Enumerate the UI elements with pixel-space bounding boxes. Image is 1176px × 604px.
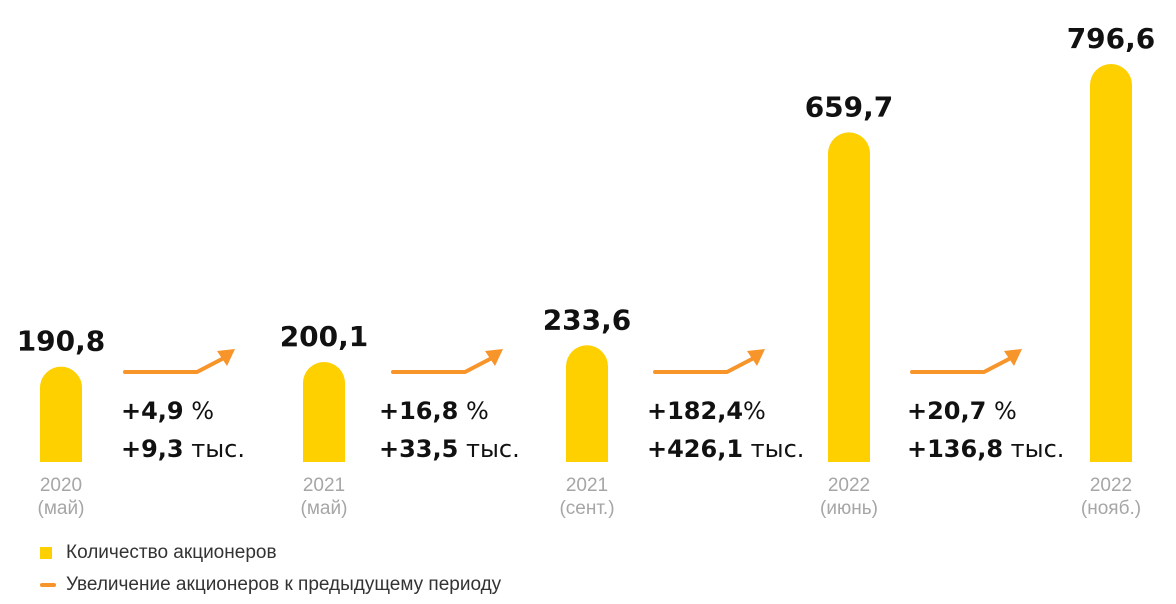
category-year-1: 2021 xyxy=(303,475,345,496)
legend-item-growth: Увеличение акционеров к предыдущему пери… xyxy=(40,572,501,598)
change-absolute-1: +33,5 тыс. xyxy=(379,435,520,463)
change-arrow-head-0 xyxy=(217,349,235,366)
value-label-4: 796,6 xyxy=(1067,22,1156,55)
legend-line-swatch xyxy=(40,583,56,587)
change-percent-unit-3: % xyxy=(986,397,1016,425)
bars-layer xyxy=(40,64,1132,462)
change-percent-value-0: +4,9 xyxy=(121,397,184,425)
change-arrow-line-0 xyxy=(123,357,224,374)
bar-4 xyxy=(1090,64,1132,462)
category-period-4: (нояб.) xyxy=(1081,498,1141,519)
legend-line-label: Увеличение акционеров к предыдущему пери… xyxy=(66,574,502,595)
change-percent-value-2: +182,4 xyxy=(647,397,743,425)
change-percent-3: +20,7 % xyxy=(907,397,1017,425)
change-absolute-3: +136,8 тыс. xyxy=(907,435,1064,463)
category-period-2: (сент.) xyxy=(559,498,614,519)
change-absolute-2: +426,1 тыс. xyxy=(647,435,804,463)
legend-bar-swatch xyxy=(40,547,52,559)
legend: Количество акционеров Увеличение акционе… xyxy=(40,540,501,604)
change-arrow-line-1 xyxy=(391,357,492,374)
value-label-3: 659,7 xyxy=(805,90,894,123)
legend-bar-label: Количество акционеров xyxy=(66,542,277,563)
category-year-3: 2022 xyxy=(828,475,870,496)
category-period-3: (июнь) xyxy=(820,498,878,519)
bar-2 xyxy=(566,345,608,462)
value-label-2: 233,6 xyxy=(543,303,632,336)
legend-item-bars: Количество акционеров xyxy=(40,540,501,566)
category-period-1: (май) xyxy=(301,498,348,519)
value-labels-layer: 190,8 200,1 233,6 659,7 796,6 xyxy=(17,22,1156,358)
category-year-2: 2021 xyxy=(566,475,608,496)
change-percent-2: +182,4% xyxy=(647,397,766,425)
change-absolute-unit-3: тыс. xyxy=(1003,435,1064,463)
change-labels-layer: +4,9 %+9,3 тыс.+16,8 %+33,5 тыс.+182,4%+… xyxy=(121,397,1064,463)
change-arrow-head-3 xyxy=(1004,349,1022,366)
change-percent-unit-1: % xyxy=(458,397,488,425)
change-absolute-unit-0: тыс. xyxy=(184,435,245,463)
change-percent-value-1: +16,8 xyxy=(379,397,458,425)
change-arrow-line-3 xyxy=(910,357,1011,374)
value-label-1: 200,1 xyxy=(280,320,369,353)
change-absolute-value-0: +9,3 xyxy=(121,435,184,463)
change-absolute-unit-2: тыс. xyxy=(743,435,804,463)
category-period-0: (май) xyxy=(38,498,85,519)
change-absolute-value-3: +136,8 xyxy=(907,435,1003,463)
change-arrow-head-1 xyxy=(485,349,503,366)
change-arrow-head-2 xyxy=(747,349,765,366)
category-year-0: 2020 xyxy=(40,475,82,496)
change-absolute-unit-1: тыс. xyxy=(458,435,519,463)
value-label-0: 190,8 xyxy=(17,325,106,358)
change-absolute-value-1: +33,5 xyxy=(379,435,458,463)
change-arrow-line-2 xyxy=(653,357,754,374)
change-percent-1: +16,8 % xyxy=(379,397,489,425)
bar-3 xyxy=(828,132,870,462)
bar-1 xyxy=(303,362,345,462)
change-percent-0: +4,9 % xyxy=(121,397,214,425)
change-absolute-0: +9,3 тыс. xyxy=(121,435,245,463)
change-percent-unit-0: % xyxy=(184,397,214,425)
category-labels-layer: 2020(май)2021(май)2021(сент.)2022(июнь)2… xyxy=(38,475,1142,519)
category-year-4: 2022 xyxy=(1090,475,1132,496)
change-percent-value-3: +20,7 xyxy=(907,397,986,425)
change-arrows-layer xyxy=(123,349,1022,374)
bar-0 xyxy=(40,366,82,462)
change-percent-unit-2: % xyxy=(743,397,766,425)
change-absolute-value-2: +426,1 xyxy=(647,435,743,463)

- **THE TASK**: Copy the records from the line with "category-year-1: 2021 xyxy=(303,475,345,496)" through the line with "change-percent-unit-3: % xyxy=(986,397,1016,425)", and change "legend-line-swatch" to "legend-line-marker". Leave everything else as it is.

- **SOLUTION TO THIS PROBLEM**:
category-year-1: 2021 xyxy=(303,475,345,496)
legend-item-growth: Увеличение акционеров к предыдущему пери… xyxy=(40,572,501,598)
change-absolute-1: +33,5 тыс. xyxy=(379,435,520,463)
change-arrow-head-0 xyxy=(217,349,235,366)
value-label-4: 796,6 xyxy=(1067,22,1156,55)
legend-line-marker xyxy=(40,583,56,587)
change-percent-unit-3: % xyxy=(986,397,1016,425)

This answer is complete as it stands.